→ Request
Word for word, set down the records and skip each picture.

---+---

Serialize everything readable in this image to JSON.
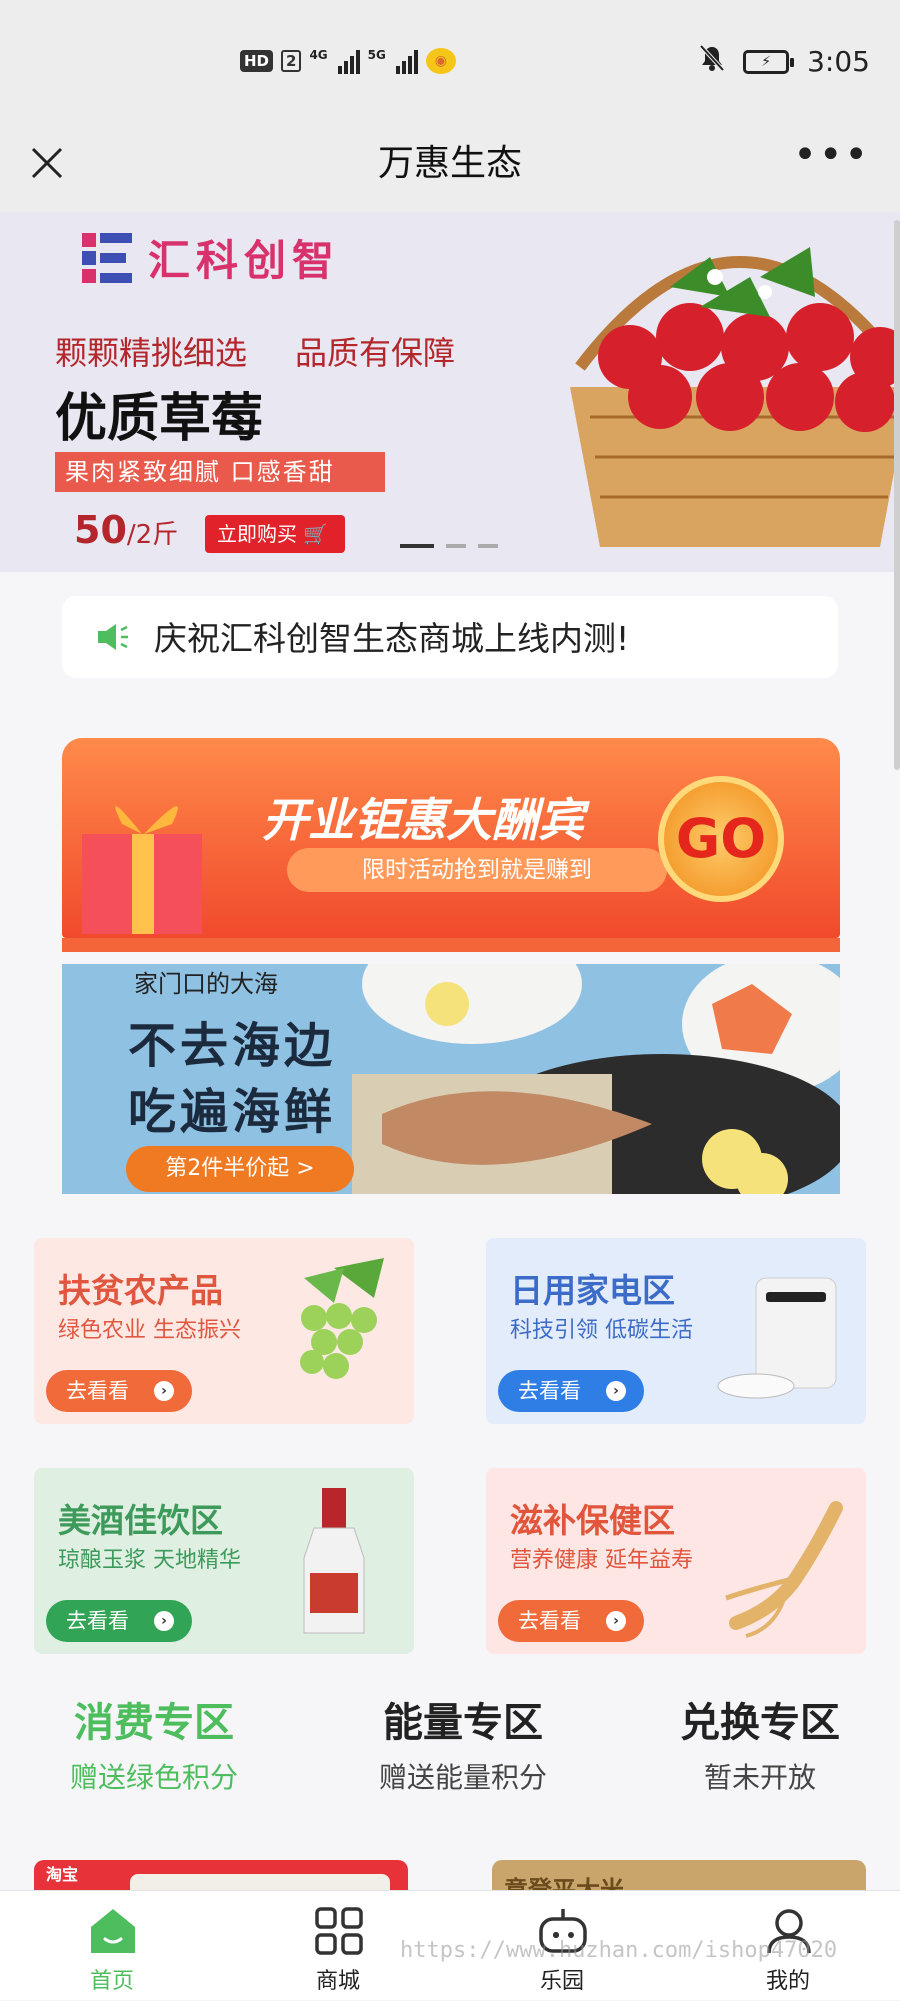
{
  "status_bar": {
    "hd": "HD",
    "sim": "2",
    "net1": "4G",
    "net2": "5G",
    "time": "3:05"
  },
  "header": {
    "title": "万惠生态",
    "close_icon": "close-icon",
    "more_icon": "more-icon",
    "more_label": "•••"
  },
  "banner": {
    "brand": "汇科创智",
    "line1": "颗颗精挑细选",
    "line1b": "品质有保障",
    "headline": "优质草莓",
    "tagline": "果肉紧致细腻  口感香甜",
    "price": "50",
    "price_unit": "/2斤",
    "buy_label": "立即购买",
    "slides": 3,
    "active_slide": 1
  },
  "notice": {
    "text": "庆祝汇科创智生态商城上线内测!",
    "icon": "speaker-icon"
  },
  "promo": {
    "title": "开业钜惠大酬宾",
    "subtitle": "限时活动抢到就是赚到",
    "go": "GO"
  },
  "seafood": {
    "small": "家门口的大海",
    "line1": "不去海边",
    "line2": "吃遍海鲜",
    "button": "第2件半价起 >"
  },
  "cards": [
    {
      "title": "扶贫农产品",
      "sub": "绿色农业 生态振兴",
      "button": "去看看",
      "bg": "#fde8e4",
      "title_color": "#e0573f",
      "sub_color": "#e0573f",
      "btn_color": "#f06a3a"
    },
    {
      "title": "日用家电区",
      "sub": "科技引领 低碳生活",
      "button": "去看看",
      "bg": "#e3ecfb",
      "title_color": "#3c6cc8",
      "sub_color": "#3c6cc8",
      "btn_color": "#2f7ee6"
    },
    {
      "title": "美酒佳饮区",
      "sub": "琼酿玉浆 天地精华",
      "button": "去看看",
      "bg": "#dff0e3",
      "title_color": "#3d9a5a",
      "sub_color": "#3d9a5a",
      "btn_color": "#31a455"
    },
    {
      "title": "滋补保健区",
      "sub": "营养健康 延年益寿",
      "button": "去看看",
      "bg": "#fde6e4",
      "title_color": "#e0553b",
      "sub_color": "#e0553b",
      "btn_color": "#f06a3a"
    }
  ],
  "zones": [
    {
      "title": "消费专区",
      "sub": "赠送绿色积分",
      "color": "#4ebd5e"
    },
    {
      "title": "能量专区",
      "sub": "赠送能量积分",
      "color": "#222222"
    },
    {
      "title": "兑换专区",
      "sub": "暂未开放",
      "color": "#222222"
    }
  ],
  "peek": {
    "left_tag": "淘宝",
    "right_text": "意登平大米"
  },
  "tabs": [
    {
      "label": "首页",
      "icon": "home-icon",
      "active": true
    },
    {
      "label": "商城",
      "icon": "grid-icon",
      "active": false
    },
    {
      "label": "乐园",
      "icon": "game-icon",
      "active": false
    },
    {
      "label": "我的",
      "icon": "user-icon",
      "active": false
    }
  ],
  "watermark": "https://www.huzhan.com/ishop47020",
  "colors": {
    "accent": "#4ebd5e",
    "brand": "#d8316c",
    "banner_red": "#b3262b"
  }
}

---+---

→ Written answer
Serialize everything readable in this image to JSON.
{
  "status_bar": {
    "hd": "HD",
    "sim": "2",
    "net1": "4G",
    "net2": "5G",
    "time": "3:05"
  },
  "header": {
    "title": "万惠生态",
    "close_icon": "close-icon",
    "more_icon": "more-icon",
    "more_label": "•••"
  },
  "banner": {
    "brand": "汇科创智",
    "line1": "颗颗精挑细选",
    "line1b": "品质有保障",
    "headline": "优质草莓",
    "tagline": "果肉紧致细腻  口感香甜",
    "price": "50",
    "price_unit": "/2斤",
    "buy_label": "立即购买",
    "slides": 3,
    "active_slide": 1
  },
  "notice": {
    "text": "庆祝汇科创智生态商城上线内测!",
    "icon": "speaker-icon"
  },
  "promo": {
    "title": "开业钜惠大酬宾",
    "subtitle": "限时活动抢到就是赚到",
    "go": "GO"
  },
  "seafood": {
    "small": "家门口的大海",
    "line1": "不去海边",
    "line2": "吃遍海鲜",
    "button": "第2件半价起 >"
  },
  "cards": [
    {
      "title": "扶贫农产品",
      "sub": "绿色农业 生态振兴",
      "button": "去看看",
      "bg": "#fde8e4",
      "title_color": "#e0573f",
      "sub_color": "#e0573f",
      "btn_color": "#f06a3a"
    },
    {
      "title": "日用家电区",
      "sub": "科技引领 低碳生活",
      "button": "去看看",
      "bg": "#e3ecfb",
      "title_color": "#3c6cc8",
      "sub_color": "#3c6cc8",
      "btn_color": "#2f7ee6"
    },
    {
      "title": "美酒佳饮区",
      "sub": "琼酿玉浆 天地精华",
      "button": "去看看",
      "bg": "#dff0e3",
      "title_color": "#3d9a5a",
      "sub_color": "#3d9a5a",
      "btn_color": "#31a455"
    },
    {
      "title": "滋补保健区",
      "sub": "营养健康 延年益寿",
      "button": "去看看",
      "bg": "#fde6e4",
      "title_color": "#e0553b",
      "sub_color": "#e0553b",
      "btn_color": "#f06a3a"
    }
  ],
  "zones": [
    {
      "title": "消费专区",
      "sub": "赠送绿色积分",
      "color": "#4ebd5e"
    },
    {
      "title": "能量专区",
      "sub": "赠送能量积分",
      "color": "#222222"
    },
    {
      "title": "兑换专区",
      "sub": "暂未开放",
      "color": "#222222"
    }
  ],
  "peek": {
    "left_tag": "淘宝",
    "right_text": "意登平大米"
  },
  "tabs": [
    {
      "label": "首页",
      "icon": "home-icon",
      "active": true
    },
    {
      "label": "商城",
      "icon": "grid-icon",
      "active": false
    },
    {
      "label": "乐园",
      "icon": "game-icon",
      "active": false
    },
    {
      "label": "我的",
      "icon": "user-icon",
      "active": false
    }
  ],
  "watermark": "https://www.huzhan.com/ishop47020",
  "colors": {
    "accent": "#4ebd5e",
    "brand": "#d8316c",
    "banner_red": "#b3262b"
  }
}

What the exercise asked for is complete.